(Dataset records)
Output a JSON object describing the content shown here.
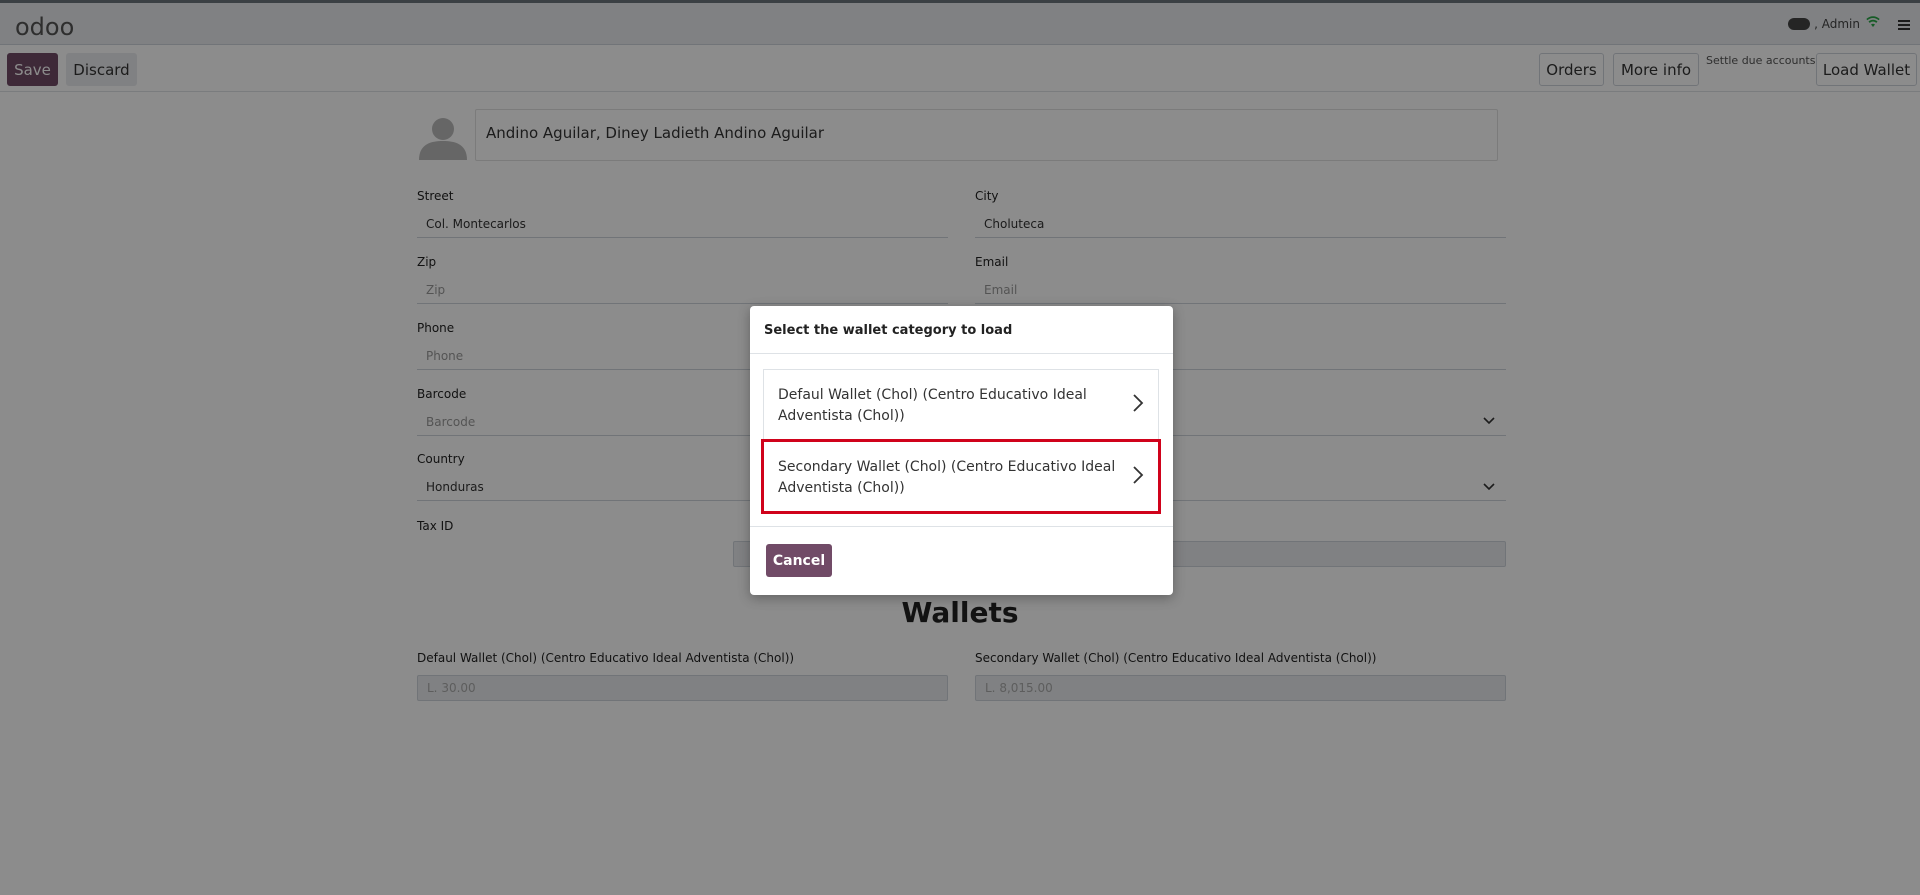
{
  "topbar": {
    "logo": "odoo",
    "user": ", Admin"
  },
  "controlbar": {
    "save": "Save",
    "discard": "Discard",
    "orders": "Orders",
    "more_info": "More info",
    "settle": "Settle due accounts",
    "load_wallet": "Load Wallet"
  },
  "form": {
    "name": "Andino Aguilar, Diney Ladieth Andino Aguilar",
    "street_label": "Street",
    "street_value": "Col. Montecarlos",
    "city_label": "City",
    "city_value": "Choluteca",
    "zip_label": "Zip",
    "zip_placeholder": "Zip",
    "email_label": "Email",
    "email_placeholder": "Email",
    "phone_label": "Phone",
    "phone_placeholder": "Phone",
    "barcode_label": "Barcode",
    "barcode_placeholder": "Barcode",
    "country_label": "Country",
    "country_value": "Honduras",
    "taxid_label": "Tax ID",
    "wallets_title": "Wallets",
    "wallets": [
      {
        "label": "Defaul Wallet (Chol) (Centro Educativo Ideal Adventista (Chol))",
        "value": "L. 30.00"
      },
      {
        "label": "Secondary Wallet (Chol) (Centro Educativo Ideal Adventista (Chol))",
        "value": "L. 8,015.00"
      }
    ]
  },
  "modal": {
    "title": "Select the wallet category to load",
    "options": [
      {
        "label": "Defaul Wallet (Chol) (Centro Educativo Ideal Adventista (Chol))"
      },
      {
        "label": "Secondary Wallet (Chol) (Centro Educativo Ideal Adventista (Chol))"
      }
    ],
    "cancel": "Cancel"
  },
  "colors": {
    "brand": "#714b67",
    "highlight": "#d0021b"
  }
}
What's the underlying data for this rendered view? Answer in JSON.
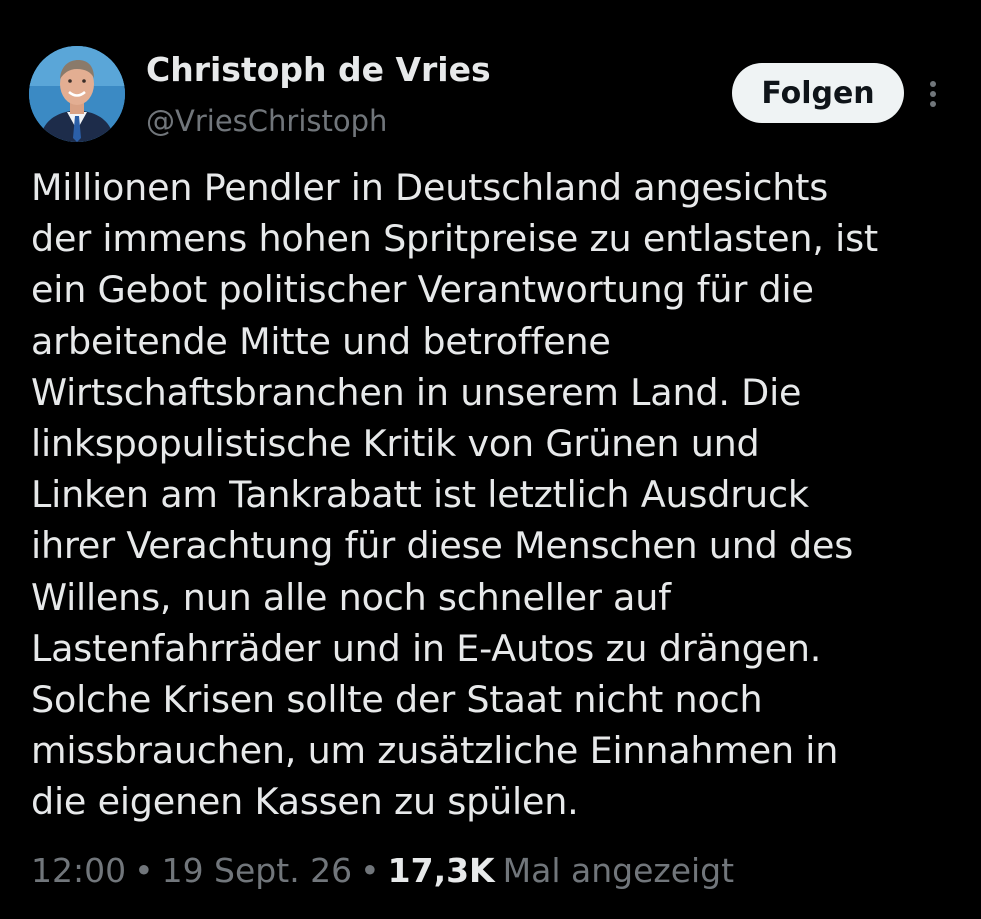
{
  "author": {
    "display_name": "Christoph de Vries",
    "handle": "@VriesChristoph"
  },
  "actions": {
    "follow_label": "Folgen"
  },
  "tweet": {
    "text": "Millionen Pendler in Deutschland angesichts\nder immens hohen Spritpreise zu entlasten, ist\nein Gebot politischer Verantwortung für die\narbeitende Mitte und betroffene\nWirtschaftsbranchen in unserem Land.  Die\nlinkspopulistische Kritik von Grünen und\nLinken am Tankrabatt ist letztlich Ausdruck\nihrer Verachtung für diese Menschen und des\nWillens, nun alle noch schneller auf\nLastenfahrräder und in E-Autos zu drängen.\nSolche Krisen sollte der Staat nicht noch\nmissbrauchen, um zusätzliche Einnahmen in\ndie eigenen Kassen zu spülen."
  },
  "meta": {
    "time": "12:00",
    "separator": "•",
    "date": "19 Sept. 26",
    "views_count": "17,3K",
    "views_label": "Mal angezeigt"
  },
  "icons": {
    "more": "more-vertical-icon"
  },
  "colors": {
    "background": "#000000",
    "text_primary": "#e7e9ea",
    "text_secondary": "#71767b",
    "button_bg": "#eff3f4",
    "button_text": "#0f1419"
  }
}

WHAT THIS TASK INVOLVES
Copy verbatim the span that opens at the line with "What's the underlying" and closes at the final line of the listing. Do not carry over any pictures.

COMPLETE ANSWER
What's the underlying data for this rendered view? Answer in JSON.
{
  "author": {
    "display_name": "Christoph de Vries",
    "handle": "@VriesChristoph"
  },
  "actions": {
    "follow_label": "Folgen"
  },
  "tweet": {
    "text": "Millionen Pendler in Deutschland angesichts\nder immens hohen Spritpreise zu entlasten, ist\nein Gebot politischer Verantwortung für die\narbeitende Mitte und betroffene\nWirtschaftsbranchen in unserem Land.  Die\nlinkspopulistische Kritik von Grünen und\nLinken am Tankrabatt ist letztlich Ausdruck\nihrer Verachtung für diese Menschen und des\nWillens, nun alle noch schneller auf\nLastenfahrräder und in E-Autos zu drängen.\nSolche Krisen sollte der Staat nicht noch\nmissbrauchen, um zusätzliche Einnahmen in\ndie eigenen Kassen zu spülen."
  },
  "meta": {
    "time": "12:00",
    "separator": "•",
    "date": "19 Sept. 26",
    "views_count": "17,3K",
    "views_label": "Mal angezeigt"
  },
  "icons": {
    "more": "more-vertical-icon"
  },
  "colors": {
    "background": "#000000",
    "text_primary": "#e7e9ea",
    "text_secondary": "#71767b",
    "button_bg": "#eff3f4",
    "button_text": "#0f1419"
  }
}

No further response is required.